* [Stated goal] Reproduce every line in the listing that contains the word "title".

* [Data provided]
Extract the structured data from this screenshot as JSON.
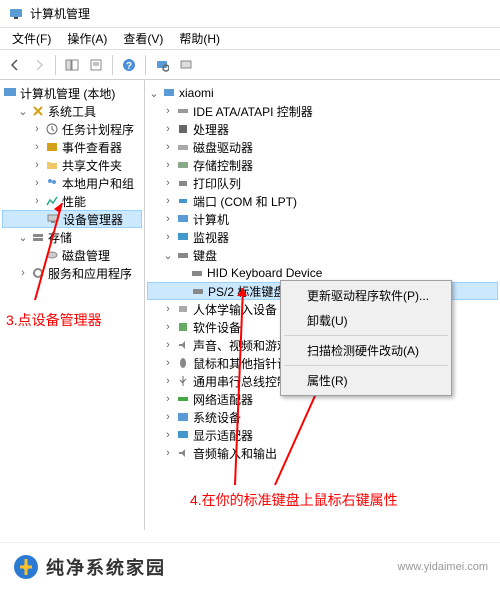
{
  "window": {
    "title": "计算机管理"
  },
  "menu": {
    "file": "文件(F)",
    "action": "操作(A)",
    "view": "查看(V)",
    "help": "帮助(H)"
  },
  "left_tree": {
    "root": "计算机管理 (本地)",
    "system_tools": "系统工具",
    "task_scheduler": "任务计划程序",
    "event_viewer": "事件查看器",
    "shared_folders": "共享文件夹",
    "local_users": "本地用户和组",
    "performance": "性能",
    "device_manager": "设备管理器",
    "storage": "存储",
    "disk_mgmt": "磁盘管理",
    "services_apps": "服务和应用程序"
  },
  "right_tree": {
    "root": "xiaomi",
    "ide": "IDE ATA/ATAPI 控制器",
    "cpu": "处理器",
    "disk_drive": "磁盘驱动器",
    "storage_ctrl": "存储控制器",
    "print_queue": "打印队列",
    "ports": "端口 (COM 和 LPT)",
    "computer": "计算机",
    "monitor": "监视器",
    "keyboard": "键盘",
    "hid_kb": "HID Keyboard Device",
    "ps2_kb": "PS/2 标准键盘",
    "hid": "人体学输入设备",
    "software": "软件设备",
    "sound": "声音、视频和游戏控制器",
    "mouse": "鼠标和其他指针设备",
    "usb": "通用串行总线控制器",
    "network": "网络适配器",
    "system_dev": "系统设备",
    "display": "显示适配器",
    "audio_io": "音频输入和输出"
  },
  "context_menu": {
    "update": "更新驱动程序软件(P)...",
    "uninstall": "卸载(U)",
    "scan": "扫描检测硬件改动(A)",
    "properties": "属性(R)"
  },
  "annotations": {
    "step3": "3.点设备管理器",
    "step4": "4.在你的标准键盘上鼠标右键属性"
  },
  "footer": {
    "brand": "纯净系统家园",
    "url": "www.yidaimei.com"
  }
}
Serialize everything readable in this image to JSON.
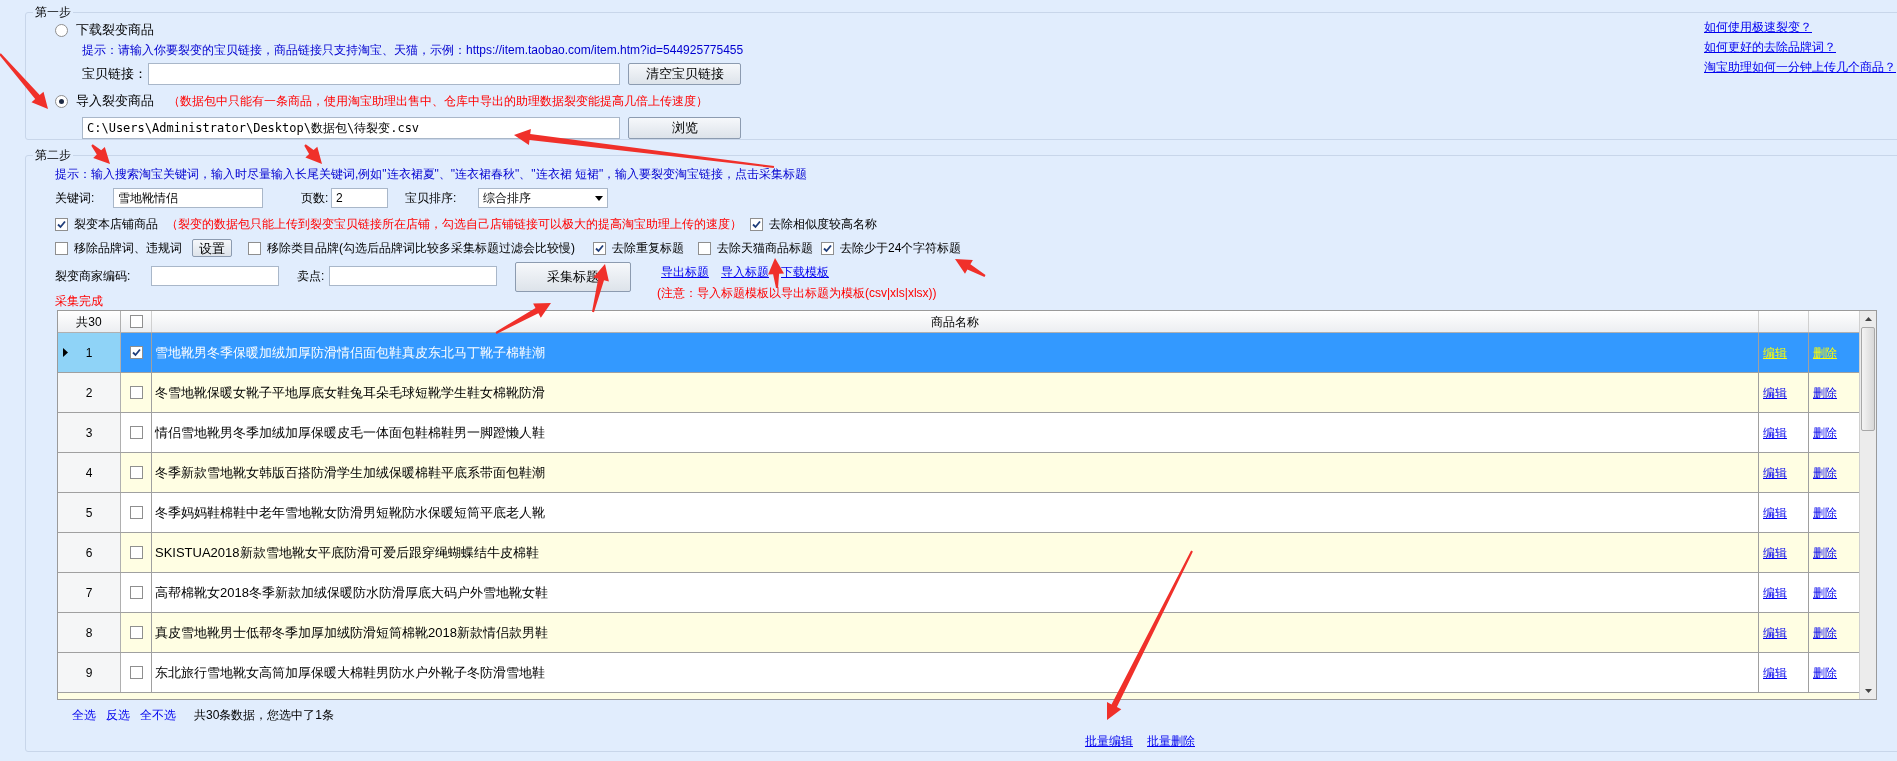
{
  "step1": {
    "legend": "第一步",
    "options": [
      {
        "label": "下载裂变商品",
        "selected": false
      },
      {
        "label": "导入裂变商品",
        "selected": true,
        "note": "（数据包中只能有一条商品，使用淘宝助理出售中、仓库中导出的助理数据裂变能提高几倍上传速度）"
      }
    ],
    "hint": "提示：请输入你要裂变的宝贝链接，商品链接只支持淘宝、天猫，示例：https://item.taobao.com/item.htm?id=544925775455",
    "link_field": {
      "label": "宝贝链接："
    },
    "clear_button": "清空宝贝链接",
    "path_field": {
      "value": "C:\\Users\\Administrator\\Desktop\\数据包\\待裂变.csv"
    },
    "browse_button": "浏览"
  },
  "help_links": [
    "如何使用极速裂变？",
    "如何更好的去除品牌词？",
    "淘宝助理如何一分钟上传几个商品？"
  ],
  "step2": {
    "legend": "第二步",
    "hint": "提示：输入搜索淘宝关键词，输入时尽量输入长尾关键词,例如\"连衣裙夏\"、\"连衣裙春秋\"、\"连衣裙 短裙\"，输入要裂变淘宝链接，点击采集标题",
    "keyword": {
      "label": "关键词:",
      "value": "雪地靴情侣"
    },
    "pages": {
      "label": "页数:",
      "value": "2"
    },
    "sort": {
      "label": "宝贝排序:",
      "value": "综合排序"
    },
    "shop_only": {
      "label": "裂变本店铺商品",
      "checked": true,
      "note": "（裂变的数据包只能上传到裂变宝贝链接所在店铺，勾选自己店铺链接可以极大的提高淘宝助理上传的速度）"
    },
    "remove_similar": {
      "label": "去除相似度较高名称",
      "checked": true
    },
    "remove_brand": {
      "label": "移除品牌词、违规词",
      "checked": false,
      "button": "设置"
    },
    "remove_category_brand": {
      "label": "移除类目品牌(勾选后品牌词比较多采集标题过滤会比较慢)",
      "checked": false
    },
    "remove_duplicate": {
      "label": "去除重复标题",
      "checked": true
    },
    "remove_tmall": {
      "label": "去除天猫商品标题",
      "checked": false
    },
    "remove_short": {
      "label": "去除少于24个字符标题",
      "checked": true
    },
    "merchant_code": {
      "label": "裂变商家编码:"
    },
    "selling_point": {
      "label": "卖点:"
    },
    "collect_button": "采集标题",
    "template_links": [
      "导出标题",
      "导入标题",
      "下载模板"
    ],
    "template_note": "(注意：导入标题模板以导出标题为模板(csv|xls|xlsx))",
    "status": "采集完成"
  },
  "table": {
    "count_label": "共30",
    "select_all_checked": false,
    "columns": [
      "商品名称"
    ],
    "rows": [
      {
        "index": "1",
        "selected": true,
        "checked": true,
        "title": "雪地靴男冬季保暖加绒加厚防滑情侣面包鞋真皮东北马丁靴子棉鞋潮",
        "edit": "编辑",
        "delete": "删除"
      },
      {
        "index": "2",
        "selected": false,
        "checked": false,
        "title": "冬雪地靴保暖女靴子平地厚底女鞋兔耳朵毛球短靴学生鞋女棉靴防滑",
        "edit": "编辑",
        "delete": "删除"
      },
      {
        "index": "3",
        "selected": false,
        "checked": false,
        "title": "情侣雪地靴男冬季加绒加厚保暖皮毛一体面包鞋棉鞋男一脚蹬懒人鞋",
        "edit": "编辑",
        "delete": "删除"
      },
      {
        "index": "4",
        "selected": false,
        "checked": false,
        "title": "冬季新款雪地靴女韩版百搭防滑学生加绒保暖棉鞋平底系带面包鞋潮",
        "edit": "编辑",
        "delete": "删除"
      },
      {
        "index": "5",
        "selected": false,
        "checked": false,
        "title": "冬季妈妈鞋棉鞋中老年雪地靴女防滑男短靴防水保暖短筒平底老人靴",
        "edit": "编辑",
        "delete": "删除"
      },
      {
        "index": "6",
        "selected": false,
        "checked": false,
        "title": "SKISTUA2018新款雪地靴女平底防滑可爱后跟穿绳蝴蝶结牛皮棉鞋",
        "edit": "编辑",
        "delete": "删除"
      },
      {
        "index": "7",
        "selected": false,
        "checked": false,
        "title": "高帮棉靴女2018冬季新款加绒保暖防水防滑厚底大码户外雪地靴女鞋",
        "edit": "编辑",
        "delete": "删除"
      },
      {
        "index": "8",
        "selected": false,
        "checked": false,
        "title": "真皮雪地靴男士低帮冬季加厚加绒防滑短筒棉靴2018新款情侣款男鞋",
        "edit": "编辑",
        "delete": "删除"
      },
      {
        "index": "9",
        "selected": false,
        "checked": false,
        "title": "东北旅行雪地靴女高筒加厚保暖大棉鞋男防水户外靴子冬防滑雪地鞋",
        "edit": "编辑",
        "delete": "删除"
      }
    ]
  },
  "footer": {
    "links": [
      "全选",
      "反选",
      "全不选"
    ],
    "summary": "共30条数据，您选中了1条"
  },
  "bulk_links": [
    "批量编辑",
    "批量删除"
  ]
}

* [Exercise result]
    "title": "计算机管理"
        "title": "雪地靴男冬季保暖加绒加厚防滑情侣面包鞋真皮东北马丁靴子棉鞋潮",
        "title": "冬雪地靴保暖女靴子平地厚底女鞋兔耳朵毛球短靴学生鞋女棉靴防滑",
        "title": "情侣雪地靴男冬季加绒加厚保暖皮毛一体面包鞋棉鞋男一脚蹬懒人鞋",
        "title": "冬季新款雪地靴女韩版百搭防滑学生加绒保暖棉鞋平底系带面包鞋潮",
        "title": "冬季妈妈鞋棉鞋中老年雪地靴女防滑男短靴防水保暖短筒平底老人靴",
        "title": "SKISTUA2018新款雪地靴女平底防滑可爱后跟穿绳蝴蝶结牛皮棉鞋",
        "title": "高帮棉靴女2018冬季新款加绒保暖防水防滑厚底大码户外雪地靴女鞋",
        "title": "真皮雪地靴男士低帮冬季加厚加绒防滑短筒棉靴2018新款情侣款男鞋",
        "title": "东北旅行雪地靴女高筒加厚保暖大棉鞋男防水户外靴子冬防滑雪地鞋",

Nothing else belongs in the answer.